Data entries:
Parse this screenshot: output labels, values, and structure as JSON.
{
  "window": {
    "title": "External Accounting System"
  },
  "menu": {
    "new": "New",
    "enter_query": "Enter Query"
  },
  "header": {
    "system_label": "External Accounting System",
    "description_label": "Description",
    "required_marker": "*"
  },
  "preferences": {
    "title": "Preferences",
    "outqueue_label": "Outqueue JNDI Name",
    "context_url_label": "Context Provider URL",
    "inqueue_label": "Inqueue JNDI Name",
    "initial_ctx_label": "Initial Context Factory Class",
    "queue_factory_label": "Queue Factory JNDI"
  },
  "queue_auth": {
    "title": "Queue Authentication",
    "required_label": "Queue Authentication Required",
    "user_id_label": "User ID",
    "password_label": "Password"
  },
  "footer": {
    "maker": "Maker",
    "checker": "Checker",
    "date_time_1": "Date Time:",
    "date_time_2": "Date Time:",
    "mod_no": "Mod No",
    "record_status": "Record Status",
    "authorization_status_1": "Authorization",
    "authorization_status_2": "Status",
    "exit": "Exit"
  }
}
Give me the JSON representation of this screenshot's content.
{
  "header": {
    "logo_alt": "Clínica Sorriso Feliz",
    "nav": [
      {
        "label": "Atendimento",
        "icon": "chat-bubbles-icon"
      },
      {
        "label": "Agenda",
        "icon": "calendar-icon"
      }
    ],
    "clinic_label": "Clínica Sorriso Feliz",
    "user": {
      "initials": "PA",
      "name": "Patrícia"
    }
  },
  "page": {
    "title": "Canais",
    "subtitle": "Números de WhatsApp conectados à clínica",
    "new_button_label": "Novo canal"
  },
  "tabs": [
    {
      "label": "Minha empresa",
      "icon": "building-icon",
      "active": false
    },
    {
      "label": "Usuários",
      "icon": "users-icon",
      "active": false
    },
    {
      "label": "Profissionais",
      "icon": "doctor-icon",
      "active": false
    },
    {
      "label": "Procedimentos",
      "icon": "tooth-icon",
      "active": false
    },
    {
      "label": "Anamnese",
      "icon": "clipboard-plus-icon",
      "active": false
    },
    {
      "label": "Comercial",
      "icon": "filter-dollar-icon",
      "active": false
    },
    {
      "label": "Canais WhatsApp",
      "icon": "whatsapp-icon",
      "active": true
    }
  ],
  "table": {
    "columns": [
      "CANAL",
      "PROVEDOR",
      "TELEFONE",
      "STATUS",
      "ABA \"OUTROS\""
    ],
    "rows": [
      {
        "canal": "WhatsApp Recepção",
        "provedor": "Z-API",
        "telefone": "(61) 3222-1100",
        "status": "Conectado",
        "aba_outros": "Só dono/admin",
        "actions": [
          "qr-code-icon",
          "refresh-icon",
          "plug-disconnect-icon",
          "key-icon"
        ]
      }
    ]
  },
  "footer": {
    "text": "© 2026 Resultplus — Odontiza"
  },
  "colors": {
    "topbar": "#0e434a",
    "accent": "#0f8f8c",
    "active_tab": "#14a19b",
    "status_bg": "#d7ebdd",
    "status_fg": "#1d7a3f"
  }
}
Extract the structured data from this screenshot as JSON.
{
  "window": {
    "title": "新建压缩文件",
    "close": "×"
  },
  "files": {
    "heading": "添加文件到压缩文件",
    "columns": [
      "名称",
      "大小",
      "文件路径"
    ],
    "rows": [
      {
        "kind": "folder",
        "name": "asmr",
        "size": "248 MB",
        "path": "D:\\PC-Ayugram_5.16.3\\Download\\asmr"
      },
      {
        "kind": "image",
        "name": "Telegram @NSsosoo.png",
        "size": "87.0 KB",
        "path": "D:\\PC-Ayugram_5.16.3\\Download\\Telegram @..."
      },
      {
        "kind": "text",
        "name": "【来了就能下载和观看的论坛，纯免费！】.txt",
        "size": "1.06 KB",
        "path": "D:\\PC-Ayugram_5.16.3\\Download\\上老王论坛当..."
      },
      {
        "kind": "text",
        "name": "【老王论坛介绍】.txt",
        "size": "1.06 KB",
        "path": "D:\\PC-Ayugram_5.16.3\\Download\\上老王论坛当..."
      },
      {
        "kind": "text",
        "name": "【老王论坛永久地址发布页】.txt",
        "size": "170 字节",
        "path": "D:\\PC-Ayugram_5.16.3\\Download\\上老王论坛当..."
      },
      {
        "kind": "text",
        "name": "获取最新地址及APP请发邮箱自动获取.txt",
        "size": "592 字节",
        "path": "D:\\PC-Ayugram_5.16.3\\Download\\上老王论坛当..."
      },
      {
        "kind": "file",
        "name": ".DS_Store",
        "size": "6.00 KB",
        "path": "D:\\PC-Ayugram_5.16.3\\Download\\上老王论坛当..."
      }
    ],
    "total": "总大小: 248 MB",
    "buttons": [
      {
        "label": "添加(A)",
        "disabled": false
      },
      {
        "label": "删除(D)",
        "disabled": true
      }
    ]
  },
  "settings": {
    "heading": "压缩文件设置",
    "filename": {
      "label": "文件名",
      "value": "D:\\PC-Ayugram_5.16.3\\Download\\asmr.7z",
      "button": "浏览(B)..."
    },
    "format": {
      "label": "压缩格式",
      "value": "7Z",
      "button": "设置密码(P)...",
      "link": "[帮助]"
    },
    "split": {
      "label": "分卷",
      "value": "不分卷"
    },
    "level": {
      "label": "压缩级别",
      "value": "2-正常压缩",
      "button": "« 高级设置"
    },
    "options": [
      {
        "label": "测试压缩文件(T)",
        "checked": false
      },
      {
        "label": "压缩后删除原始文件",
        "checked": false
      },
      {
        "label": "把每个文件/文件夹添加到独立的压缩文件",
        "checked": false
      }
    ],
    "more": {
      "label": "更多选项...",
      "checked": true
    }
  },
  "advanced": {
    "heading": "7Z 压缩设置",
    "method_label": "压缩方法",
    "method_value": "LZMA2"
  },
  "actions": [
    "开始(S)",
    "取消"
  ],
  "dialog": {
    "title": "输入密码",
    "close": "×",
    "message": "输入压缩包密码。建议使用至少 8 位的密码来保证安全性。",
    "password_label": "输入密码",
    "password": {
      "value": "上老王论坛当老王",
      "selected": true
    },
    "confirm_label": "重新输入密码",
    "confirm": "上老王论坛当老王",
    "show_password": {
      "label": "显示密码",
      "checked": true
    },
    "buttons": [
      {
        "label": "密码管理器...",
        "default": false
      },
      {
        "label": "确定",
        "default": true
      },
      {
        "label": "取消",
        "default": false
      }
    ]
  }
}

EXERCISE TASK: Copy out every entry again, exactly as it was given.

RESPONSE:
Parse this screenshot: output labels, values, and structure as JSON.
{
  "window": {
    "title": "External Accounting System"
  },
  "menu": {
    "new": "New",
    "enter_query": "Enter Query"
  },
  "header": {
    "system_label": "External Accounting System",
    "description_label": "Description",
    "required_marker": "*"
  },
  "preferences": {
    "title": "Preferences",
    "outqueue_label": "Outqueue JNDI Name",
    "context_url_label": "Context Provider URL",
    "inqueue_label": "Inqueue JNDI Name",
    "initial_ctx_label": "Initial Context Factory Class",
    "queue_factory_label": "Queue Factory JNDI"
  },
  "queue_auth": {
    "title": "Queue Authentication",
    "required_label": "Queue Authentication Required",
    "user_id_label": "User ID",
    "password_label": "Password"
  },
  "footer": {
    "maker": "Maker",
    "checker": "Checker",
    "date_time_1": "Date Time:",
    "date_time_2": "Date Time:",
    "mod_no": "Mod No",
    "record_status": "Record Status",
    "authorization_status_1": "Authorization",
    "authorization_status_2": "Status",
    "exit": "Exit"
  }
}
Give me the JSON representation of this screenshot's content.
{
  "header": {
    "logo_alt": "Clínica Sorriso Feliz",
    "nav": [
      {
        "label": "Atendimento",
        "icon": "chat-bubbles-icon"
      },
      {
        "label": "Agenda",
        "icon": "calendar-icon"
      }
    ],
    "clinic_label": "Clínica Sorriso Feliz",
    "user": {
      "initials": "PA",
      "name": "Patrícia"
    }
  },
  "page": {
    "title": "Canais",
    "subtitle": "Números de WhatsApp conectados à clínica",
    "new_button_label": "Novo canal"
  },
  "tabs": [
    {
      "label": "Minha empresa",
      "icon": "building-icon",
      "active": false
    },
    {
      "label": "Usuários",
      "icon": "users-icon",
      "active": false
    },
    {
      "label": "Profissionais",
      "icon": "doctor-icon",
      "active": false
    },
    {
      "label": "Procedimentos",
      "icon": "tooth-icon",
      "active": false
    },
    {
      "label": "Anamnese",
      "icon": "clipboard-plus-icon",
      "active": false
    },
    {
      "label": "Comercial",
      "icon": "filter-dollar-icon",
      "active": false
    },
    {
      "label": "Canais WhatsApp",
      "icon": "whatsapp-icon",
      "active": true
    }
  ],
  "table": {
    "columns": [
      "CANAL",
      "PROVEDOR",
      "TELEFONE",
      "STATUS",
      "ABA \"OUTROS\""
    ],
    "rows": [
      {
        "canal": "WhatsApp Recepção",
        "provedor": "Z-API",
        "telefone": "(61) 3222-1100",
        "status": "Conectado",
        "aba_outros": "Só dono/admin",
        "actions": [
          "qr-code-icon",
          "refresh-icon",
          "plug-disconnect-icon",
          "key-icon"
        ]
      }
    ]
  },
  "footer": {
    "text": "© 2026 Resultplus — Odontiza"
  },
  "colors": {
    "topbar": "#0e434a",
    "accent": "#0f8f8c",
    "active_tab": "#14a19b",
    "status_bg": "#d7ebdd",
    "status_fg": "#1d7a3f"
  }
}
Extract the structured data from this screenshot as JSON.
{
  "window": {
    "title": "新建压缩文件",
    "close": "×"
  },
  "files": {
    "heading": "添加文件到压缩文件",
    "columns": [
      "名称",
      "大小",
      "文件路径"
    ],
    "rows": [
      {
        "kind": "folder",
        "name": "asmr",
        "size": "248 MB",
        "path": "D:\\PC-Ayugram_5.16.3\\Download\\asmr"
      },
      {
        "kind": "image",
        "name": "Telegram @NSsosoo.png",
        "size": "87.0 KB",
        "path": "D:\\PC-Ayugram_5.16.3\\Download\\Telegram @..."
      },
      {
        "kind": "text",
        "name": "【来了就能下载和观看的论坛，纯免费！】.txt",
        "size": "1.06 KB",
        "path": "D:\\PC-Ayugram_5.16.3\\Download\\上老王论坛当..."
      },
      {
        "kind": "text",
        "name": "【老王论坛介绍】.txt",
        "size": "1.06 KB",
        "path": "D:\\PC-Ayugram_5.16.3\\Download\\上老王论坛当..."
      },
      {
        "kind": "text",
        "name": "【老王论坛永久地址发布页】.txt",
        "size": "170 字节",
        "path": "D:\\PC-Ayugram_5.16.3\\Download\\上老王论坛当..."
      },
      {
        "kind": "text",
        "name": "获取最新地址及APP请发邮箱自动获取.txt",
        "size": "592 字节",
        "path": "D:\\PC-Ayugram_5.16.3\\Download\\上老王论坛当..."
      },
      {
        "kind": "file",
        "name": ".DS_Store",
        "size": "6.00 KB",
        "path": "D:\\PC-Ayugram_5.16.3\\Download\\上老王论坛当..."
      }
    ],
    "total": "总大小: 248 MB",
    "buttons": [
      {
        "label": "添加(A)",
        "disabled": false
      },
      {
        "label": "删除(D)",
        "disabled": true
      }
    ]
  },
  "settings": {
    "heading": "压缩文件设置",
    "filename": {
      "label": "文件名",
      "value": "D:\\PC-Ayugram_5.16.3\\Download\\asmr.7z",
      "button": "浏览(B)..."
    },
    "format": {
      "label": "压缩格式",
      "value": "7Z",
      "button": "设置密码(P)...",
      "link": "[帮助]"
    },
    "split": {
      "label": "分卷",
      "value": "不分卷"
    },
    "level": {
      "label": "压缩级别",
      "value": "2-正常压缩",
      "button": "« 高级设置"
    },
    "options": [
      {
        "label": "测试压缩文件(T)",
        "checked": false
      },
      {
        "label": "压缩后删除原始文件",
        "checked": false
      },
      {
        "label": "把每个文件/文件夹添加到独立的压缩文件",
        "checked": false
      }
    ],
    "more": {
      "label": "更多选项...",
      "checked": true
    }
  },
  "advanced": {
    "heading": "7Z 压缩设置",
    "method_label": "压缩方法",
    "method_value": "LZMA2"
  },
  "actions": [
    "开始(S)",
    "取消"
  ],
  "dialog": {
    "title": "输入密码",
    "close": "×",
    "message": "输入压缩包密码。建议使用至少 8 位的密码来保证安全性。",
    "password_label": "输入密码",
    "password": {
      "value": "上老王论坛当老王",
      "selected": true
    },
    "confirm_label": "重新输入密码",
    "confirm": "上老王论坛当老王",
    "show_password": {
      "label": "显示密码",
      "checked": true
    },
    "buttons": [
      {
        "label": "密码管理器...",
        "default": false
      },
      {
        "label": "确定",
        "default": true
      },
      {
        "label": "取消",
        "default": false
      }
    ]
  }
}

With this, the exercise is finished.